## BEGIN Input records

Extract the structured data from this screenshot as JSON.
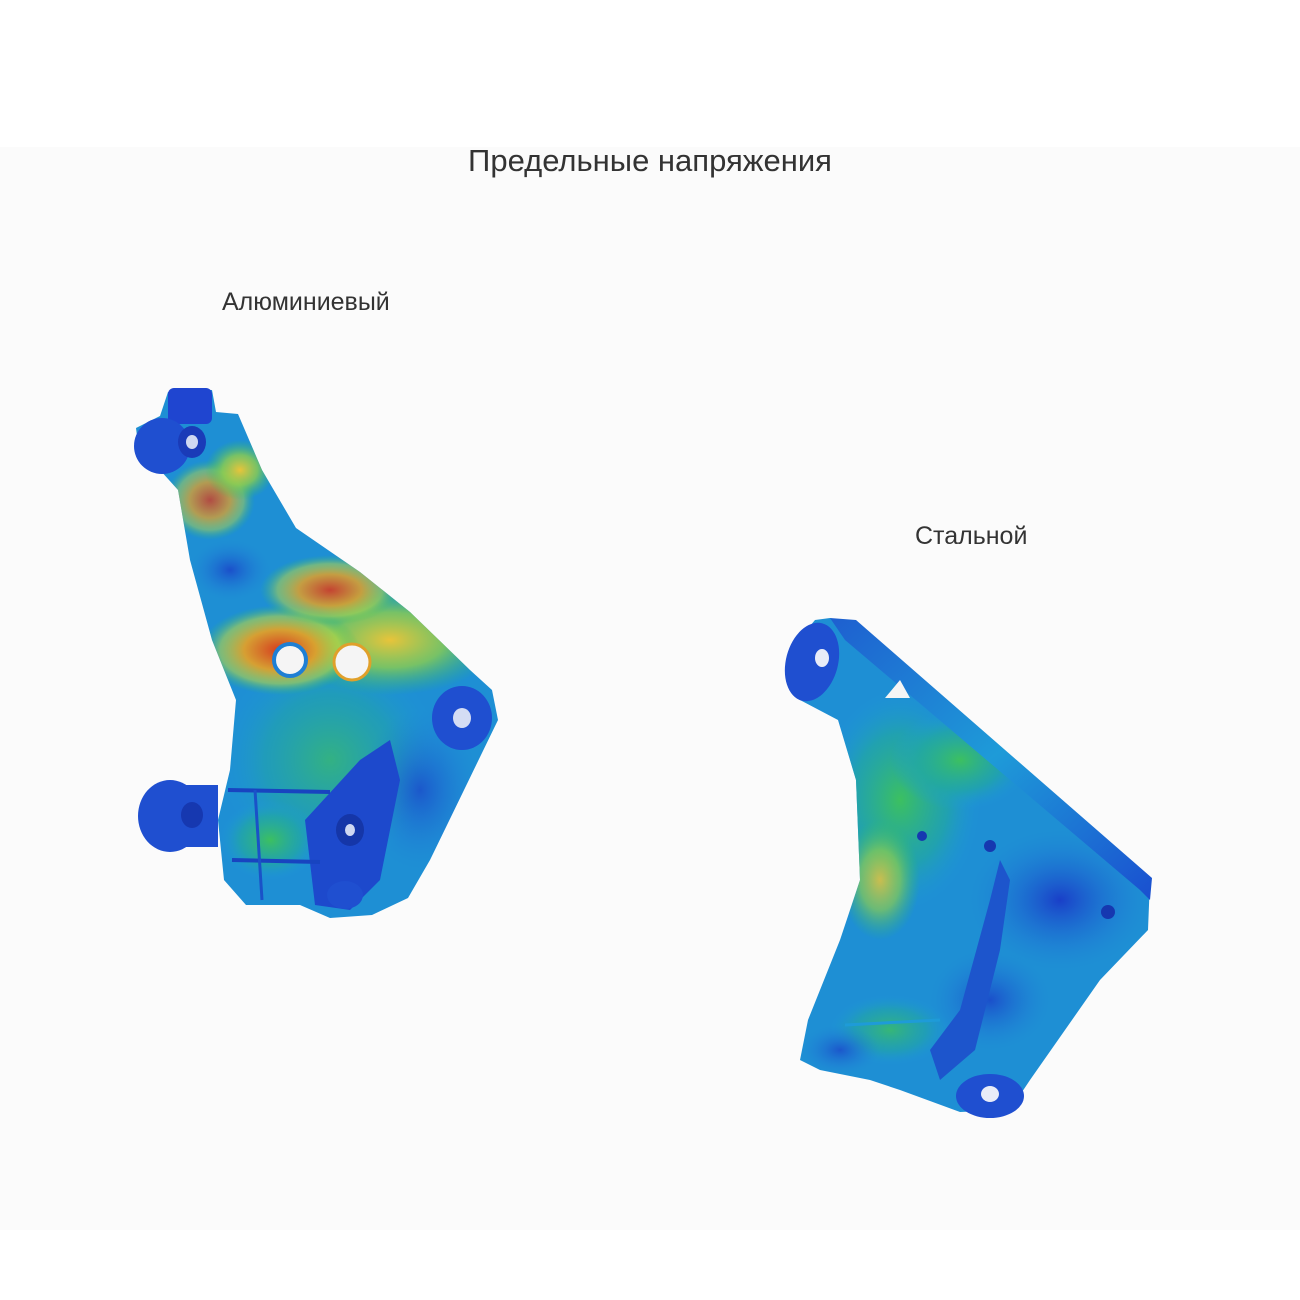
{
  "title": "Предельные напряжения",
  "parts": {
    "aluminum": {
      "label": "Алюминиевый"
    },
    "steel": {
      "label": "Стальной"
    }
  },
  "colors": {
    "low": "#1f4fd0",
    "mid_low": "#1e9bd8",
    "mid": "#2fbf60",
    "mid_high": "#d9d93a",
    "high": "#d63b1f"
  }
}
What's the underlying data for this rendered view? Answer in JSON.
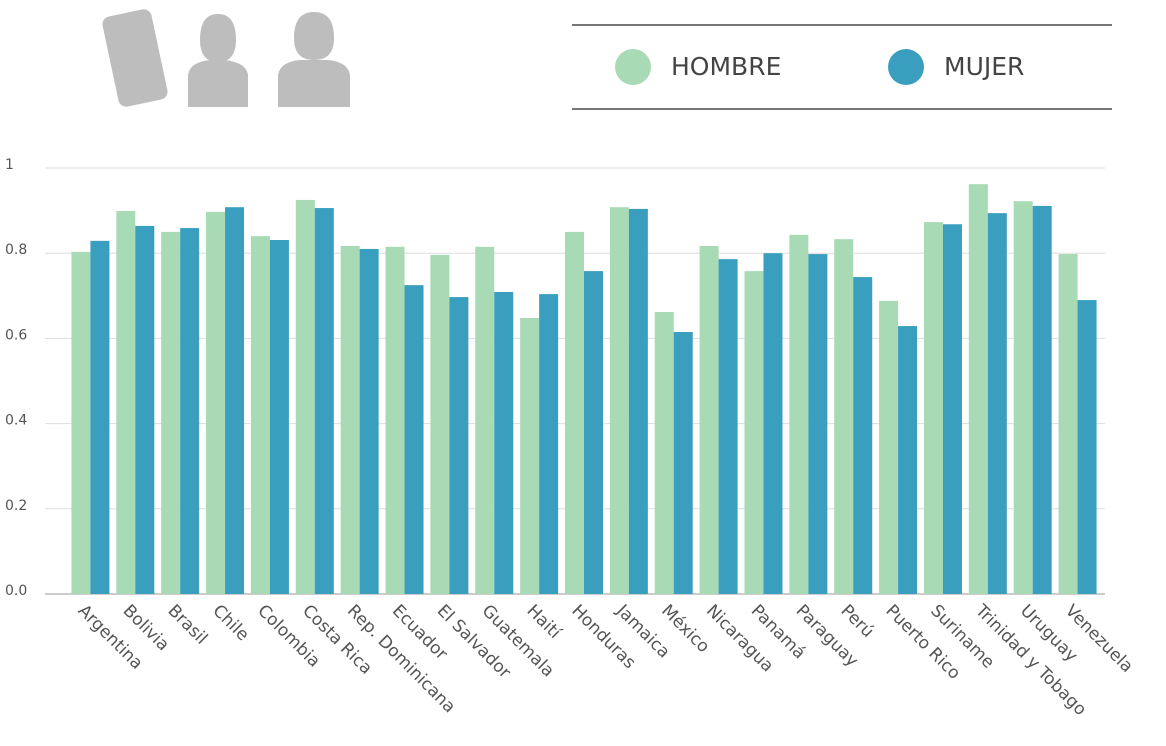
{
  "chart_data": {
    "type": "bar",
    "categories": [
      "Argentina",
      "Bolivia",
      "Brasil",
      "Chile",
      "Colombia",
      "Costa Rica",
      "Rep. Dominicana",
      "Ecuador",
      "El Salvador",
      "Guatemala",
      "Haití",
      "Honduras",
      "Jamaica",
      "México",
      "Nicaragua",
      "Panamá",
      "Paraguay",
      "Perú",
      "Puerto Rico",
      "Suriname",
      "Trinidad y Tobago",
      "Uruguay",
      "Venezuela"
    ],
    "series": [
      {
        "name": "HOMBRE",
        "color": "#a8dab5",
        "values": [
          0.803,
          0.899,
          0.85,
          0.897,
          0.84,
          0.925,
          0.817,
          0.815,
          0.796,
          0.815,
          0.648,
          0.85,
          0.908,
          0.662,
          0.817,
          0.758,
          0.843,
          0.833,
          0.688,
          0.873,
          0.962,
          0.922,
          0.798
        ]
      },
      {
        "name": "MUJER",
        "color": "#3a9fbf",
        "values": [
          0.829,
          0.864,
          0.859,
          0.908,
          0.831,
          0.906,
          0.81,
          0.725,
          0.697,
          0.709,
          0.704,
          0.758,
          0.904,
          0.615,
          0.786,
          0.8,
          0.798,
          0.744,
          0.629,
          0.868,
          0.894,
          0.911,
          0.69
        ]
      }
    ],
    "ylim": [
      0,
      1
    ],
    "yticks": [
      {
        "value": 0,
        "label": "0.0"
      },
      0.2,
      0.4,
      0.6,
      0.8,
      1
    ],
    "grid": true
  }
}
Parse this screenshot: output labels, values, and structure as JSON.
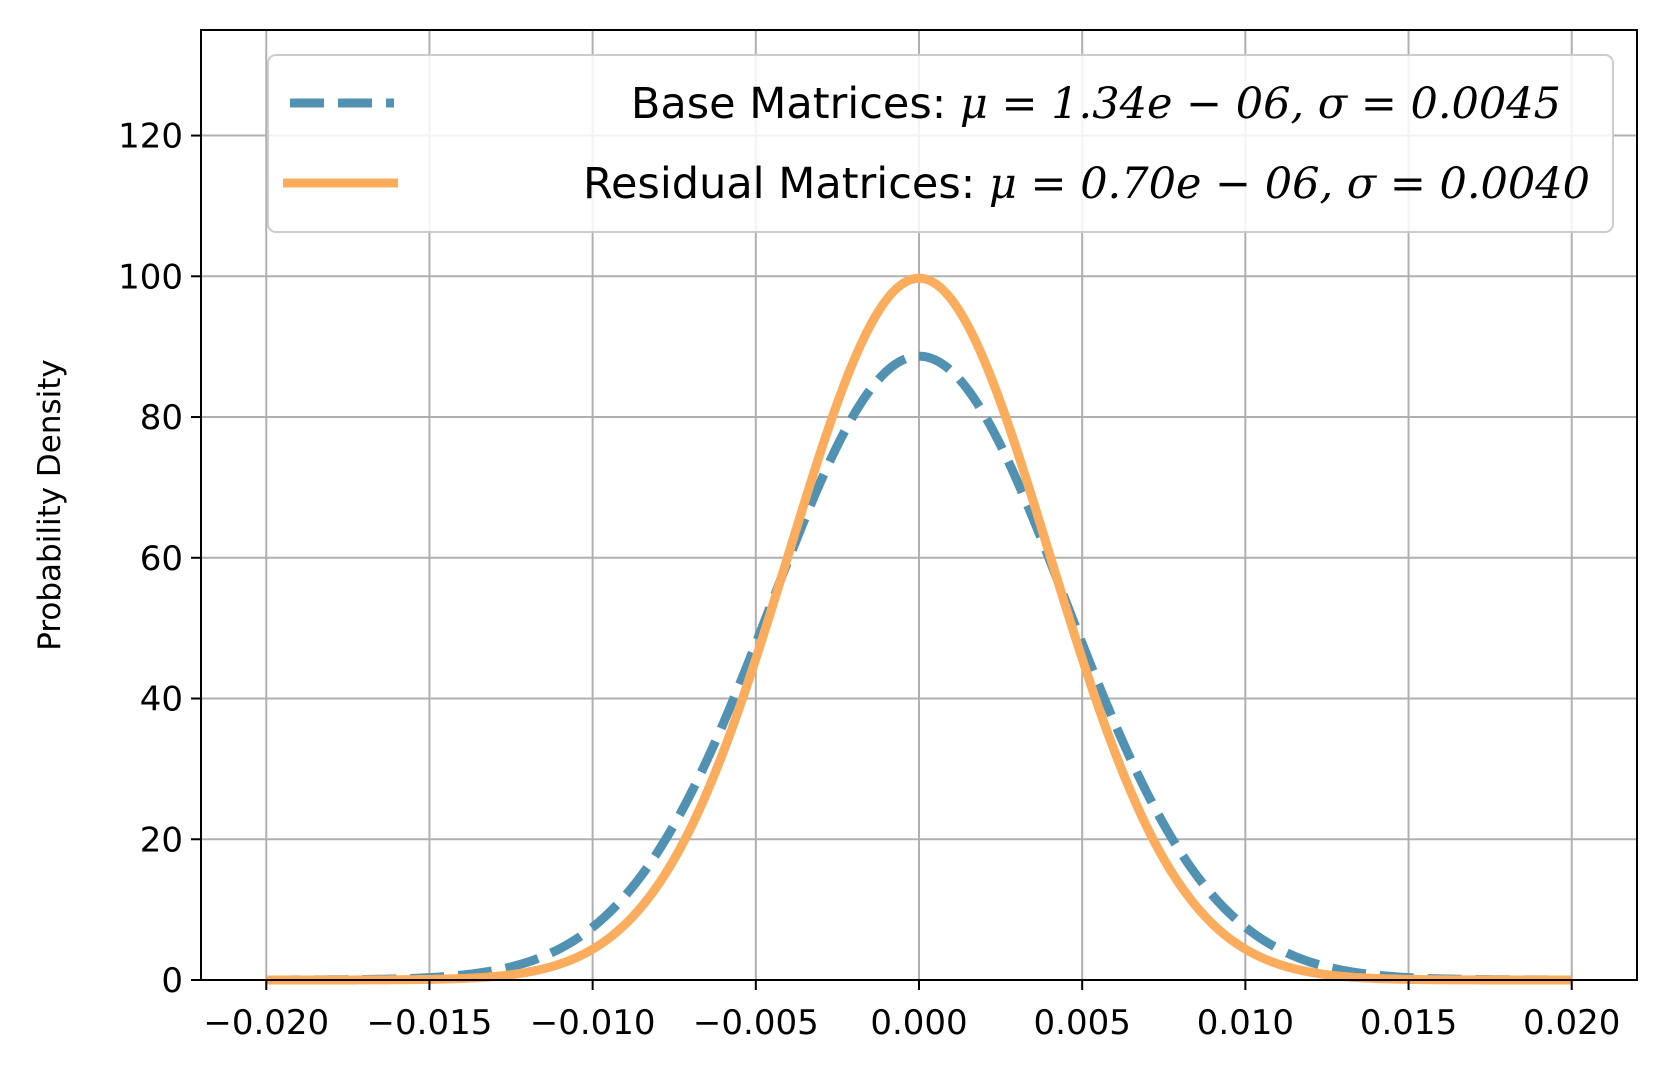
{
  "chart_data": {
    "type": "line",
    "title": "",
    "xlabel": "",
    "ylabel": "Probability Density",
    "xlim": [
      -0.022,
      0.022
    ],
    "ylim": [
      0,
      135
    ],
    "grid": true,
    "legend_position": "top",
    "x_ticks": [
      -0.02,
      -0.015,
      -0.01,
      -0.005,
      0.0,
      0.005,
      0.01,
      0.015,
      0.02
    ],
    "x_tick_labels": [
      "−0.020",
      "−0.015",
      "−0.010",
      "−0.005",
      "0.000",
      "0.005",
      "0.010",
      "0.015",
      "0.020"
    ],
    "y_ticks": [
      0,
      20,
      40,
      60,
      80,
      100,
      120
    ],
    "y_tick_labels": [
      "0",
      "20",
      "40",
      "60",
      "80",
      "100",
      "120"
    ],
    "x_range": [
      -0.02,
      0.02
    ],
    "series": [
      {
        "name": "Base Matrices: μ = 1.34e − 06, σ = 0.0045",
        "label_prefix": "Base Matrices: ",
        "label_math": "μ = 1.34e − 06, σ = 0.0045",
        "distribution": "normal",
        "mean": 1.34e-06,
        "std": 0.0045,
        "peak": 88.65,
        "color": "#5191B2",
        "line_style": "dashed"
      },
      {
        "name": "Residual Matrices: μ = 0.70e − 06, σ = 0.0040",
        "label_prefix": "Residual Matrices: ",
        "label_math": "μ = 0.70e − 06, σ = 0.0040",
        "distribution": "normal",
        "mean": 7e-07,
        "std": 0.004,
        "peak": 99.73,
        "color": "#FBAC5C",
        "line_style": "solid"
      }
    ]
  }
}
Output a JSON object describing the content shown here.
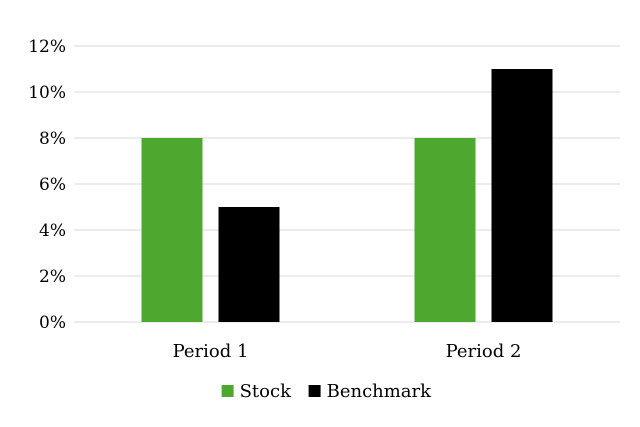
{
  "chart_data": {
    "type": "bar",
    "title": "",
    "xlabel": "",
    "ylabel": "",
    "categories": [
      "Period 1",
      "Period 2"
    ],
    "series": [
      {
        "name": "Stock",
        "values": [
          8,
          8
        ],
        "color": "#4ea72e"
      },
      {
        "name": "Benchmark",
        "values": [
          5,
          11
        ],
        "color": "#000000"
      }
    ],
    "ylim": [
      0,
      12
    ],
    "ytick_step": 2,
    "y_tick_labels": [
      "0%",
      "2%",
      "4%",
      "6%",
      "8%",
      "10%",
      "12%"
    ],
    "grid": true,
    "legend_position": "bottom"
  }
}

## END Input records

◆ **Goal**
Skipping the pictures, transcribe each line above exactly as it appears.

◆ **Answer to this exercise**
Extract the structured data from this screenshot as JSON.
{
  "title": "Предельные напряжения",
  "parts": {
    "aluminum": {
      "label": "Алюминиевый"
    },
    "steel": {
      "label": "Стальной"
    }
  },
  "colors": {
    "low": "#1f4fd0",
    "mid_low": "#1e9bd8",
    "mid": "#2fbf60",
    "mid_high": "#d9d93a",
    "high": "#d63b1f"
  }
}
What's the underlying data for this rendered view? Answer in JSON.
{
  "chart_data": {
    "type": "bar",
    "categories": [
      "Argentina",
      "Bolivia",
      "Brasil",
      "Chile",
      "Colombia",
      "Costa Rica",
      "Rep. Dominicana",
      "Ecuador",
      "El Salvador",
      "Guatemala",
      "Haití",
      "Honduras",
      "Jamaica",
      "México",
      "Nicaragua",
      "Panamá",
      "Paraguay",
      "Perú",
      "Puerto Rico",
      "Suriname",
      "Trinidad y Tobago",
      "Uruguay",
      "Venezuela"
    ],
    "series": [
      {
        "name": "HOMBRE",
        "color": "#a8dab5",
        "values": [
          0.803,
          0.899,
          0.85,
          0.897,
          0.84,
          0.925,
          0.817,
          0.815,
          0.796,
          0.815,
          0.648,
          0.85,
          0.908,
          0.662,
          0.817,
          0.758,
          0.843,
          0.833,
          0.688,
          0.873,
          0.962,
          0.922,
          0.798
        ]
      },
      {
        "name": "MUJER",
        "color": "#3a9fbf",
        "values": [
          0.829,
          0.864,
          0.859,
          0.908,
          0.831,
          0.906,
          0.81,
          0.725,
          0.697,
          0.709,
          0.704,
          0.758,
          0.904,
          0.615,
          0.786,
          0.8,
          0.798,
          0.744,
          0.629,
          0.868,
          0.894,
          0.911,
          0.69
        ]
      }
    ],
    "ylim": [
      0,
      1
    ],
    "yticks": [
      {
        "value": 0,
        "label": "0.0"
      },
      0.2,
      0.4,
      0.6,
      0.8,
      1
    ],
    "grid": true
  }
}
Parse this screenshot: output labels, values, and structure as JSON.
{
  "chart_data": {
    "type": "line",
    "title": "",
    "xlabel": "",
    "ylabel": "Probability Density",
    "xlim": [
      -0.022,
      0.022
    ],
    "ylim": [
      0,
      135
    ],
    "grid": true,
    "legend_position": "top",
    "x_ticks": [
      -0.02,
      -0.015,
      -0.01,
      -0.005,
      0.0,
      0.005,
      0.01,
      0.015,
      0.02
    ],
    "x_tick_labels": [
      "−0.020",
      "−0.015",
      "−0.010",
      "−0.005",
      "0.000",
      "0.005",
      "0.010",
      "0.015",
      "0.020"
    ],
    "y_ticks": [
      0,
      20,
      40,
      60,
      80,
      100,
      120
    ],
    "y_tick_labels": [
      "0",
      "20",
      "40",
      "60",
      "80",
      "100",
      "120"
    ],
    "x_range": [
      -0.02,
      0.02
    ],
    "series": [
      {
        "name": "Base Matrices: μ = 1.34e − 06, σ = 0.0045",
        "label_prefix": "Base Matrices: ",
        "label_math": "μ = 1.34e − 06, σ = 0.0045",
        "distribution": "normal",
        "mean": 1.34e-06,
        "std": 0.0045,
        "peak": 88.65,
        "color": "#5191B2",
        "line_style": "dashed"
      },
      {
        "name": "Residual Matrices: μ = 0.70e − 06, σ = 0.0040",
        "label_prefix": "Residual Matrices: ",
        "label_math": "μ = 0.70e − 06, σ = 0.0040",
        "distribution": "normal",
        "mean": 7e-07,
        "std": 0.004,
        "peak": 99.73,
        "color": "#FBAC5C",
        "line_style": "solid"
      }
    ]
  }
}
Output a JSON object describing the content shown here.
{
  "chart_data": {
    "type": "bar",
    "title": "",
    "xlabel": "",
    "ylabel": "",
    "categories": [
      "Period 1",
      "Period 2"
    ],
    "series": [
      {
        "name": "Stock",
        "values": [
          8,
          8
        ],
        "color": "#4ea72e"
      },
      {
        "name": "Benchmark",
        "values": [
          5,
          11
        ],
        "color": "#000000"
      }
    ],
    "ylim": [
      0,
      12
    ],
    "ytick_step": 2,
    "y_tick_labels": [
      "0%",
      "2%",
      "4%",
      "6%",
      "8%",
      "10%",
      "12%"
    ],
    "grid": true,
    "legend_position": "bottom"
  }
}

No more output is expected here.